Problem. Copy out the data below verbatim.

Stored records

□ □ □

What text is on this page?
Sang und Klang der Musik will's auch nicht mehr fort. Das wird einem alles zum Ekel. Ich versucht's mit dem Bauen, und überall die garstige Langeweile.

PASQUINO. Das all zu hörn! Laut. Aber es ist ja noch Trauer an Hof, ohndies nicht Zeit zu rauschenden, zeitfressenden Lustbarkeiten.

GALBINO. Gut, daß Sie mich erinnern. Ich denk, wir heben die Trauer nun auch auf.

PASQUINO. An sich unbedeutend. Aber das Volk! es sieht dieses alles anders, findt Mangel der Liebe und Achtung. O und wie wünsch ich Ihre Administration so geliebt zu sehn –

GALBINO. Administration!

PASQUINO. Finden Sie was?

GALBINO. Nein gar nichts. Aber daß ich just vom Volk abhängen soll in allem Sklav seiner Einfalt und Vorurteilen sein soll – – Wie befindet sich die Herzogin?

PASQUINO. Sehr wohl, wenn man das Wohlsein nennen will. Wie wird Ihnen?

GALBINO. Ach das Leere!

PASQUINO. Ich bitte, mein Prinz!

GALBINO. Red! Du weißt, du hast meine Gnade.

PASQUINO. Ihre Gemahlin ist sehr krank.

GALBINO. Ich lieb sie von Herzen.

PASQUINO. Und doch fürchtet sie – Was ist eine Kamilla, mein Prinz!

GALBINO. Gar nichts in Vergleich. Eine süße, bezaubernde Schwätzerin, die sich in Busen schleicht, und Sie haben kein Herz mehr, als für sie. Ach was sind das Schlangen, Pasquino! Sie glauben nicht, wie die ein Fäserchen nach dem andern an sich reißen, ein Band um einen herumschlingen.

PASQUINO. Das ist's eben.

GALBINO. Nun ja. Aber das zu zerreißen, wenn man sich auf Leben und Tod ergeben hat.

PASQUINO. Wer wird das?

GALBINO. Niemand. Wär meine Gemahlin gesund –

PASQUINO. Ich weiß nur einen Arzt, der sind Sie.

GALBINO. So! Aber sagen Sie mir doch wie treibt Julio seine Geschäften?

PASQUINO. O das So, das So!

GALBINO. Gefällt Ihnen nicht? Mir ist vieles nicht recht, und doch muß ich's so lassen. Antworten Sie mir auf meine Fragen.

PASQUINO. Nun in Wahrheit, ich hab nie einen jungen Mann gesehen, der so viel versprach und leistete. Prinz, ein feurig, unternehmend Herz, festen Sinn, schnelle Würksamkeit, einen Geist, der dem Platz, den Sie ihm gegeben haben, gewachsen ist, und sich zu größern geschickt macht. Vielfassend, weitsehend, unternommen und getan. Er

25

□ □ □

Final result.
What text is on this page?
Sang und Klang der Musik will's auch nicht mehr fort. Das wird einem alles zum Ekel. Ich versucht's mit dem Bauen, und überall die garstige Langeweile.

PASQUINO. Das all zu hörn! Laut. Aber es ist ja noch Trauer an Hof, ohndies nicht Zeit zu rauschenden, zeitfressenden Lustbarkeiten.

GALBINO. Gut, daß Sie mich erinnern. Ich denk, wir heben die Trauer nun auch auf.

PASQUINO. An sich unbedeutend. Aber das Volk! es sieht dieses alles anders, findt Mangel der Liebe und Achtung. O und wie wünsch ich Ihre Administration so geliebt zu sehn –

GALBINO. Administration!

PASQUINO. Finden Sie was?

GALBINO. Nein gar nichts. Aber daß ich just vom Volk abhängen soll in allem Sklav seiner Einfalt und Vorurteilen sein soll – – Wie befindet sich die Herzogin?

PASQUINO. Sehr wohl, wenn man das Wohlsein nennen will. Wie wird Ihnen?

GALBINO. Ach das Leere!

PASQUINO. Ich bitte, mein Prinz!

GALBINO. Red! Du weißt, du hast meine Gnade.

PASQUINO. Ihre Gemahlin ist sehr krank.

GALBINO. Ich lieb sie von Herzen.

PASQUINO. Und doch fürchtet sie – Was ist eine Kamilla, mein Prinz!

GALBINO. Gar nichts in Vergleich. Eine süße, bezaubernde Schwätzerin, die sich in Busen schleicht, und Sie haben kein Herz mehr, als für sie. Ach was sind das Schlangen, Pasquino! Sie glauben nicht, wie die ein Fäserchen nach dem andern an sich reißen, ein Band um einen herumschlingen.

PASQUINO. Das ist's eben.

GALBINO. Nun ja. Aber das zu zerreißen, wenn man sich auf Leben und Tod ergeben hat.

PASQUINO. Wer wird das?

GALBINO. Niemand. Wär meine Gemahlin gesund –

PASQUINO. Ich weiß nur einen Arzt, der sind Sie.

GALBINO. So! Aber sagen Sie mir doch wie treibt Julio seine Geschäften?

PASQUINO. O das So, das So!

GALBINO. Gefällt Ihnen nicht? Mir ist vieles nicht recht, und doch muß ich's so lassen. Antworten Sie mir auf meine Fragen.

PASQUINO. Nun in Wahrheit, ich hab nie einen jungen Mann gesehen, der so viel versprach und leistete. Prinz, ein feurig, unternehmend Herz, festen Sinn, schnelle Würksamkeit, einen Geist, der dem Platz, den Sie ihm gegeben haben, gewachsen ist, und sich zu größern geschickt macht. Vielfassend, weitsehend, unternommen und getan. Er

25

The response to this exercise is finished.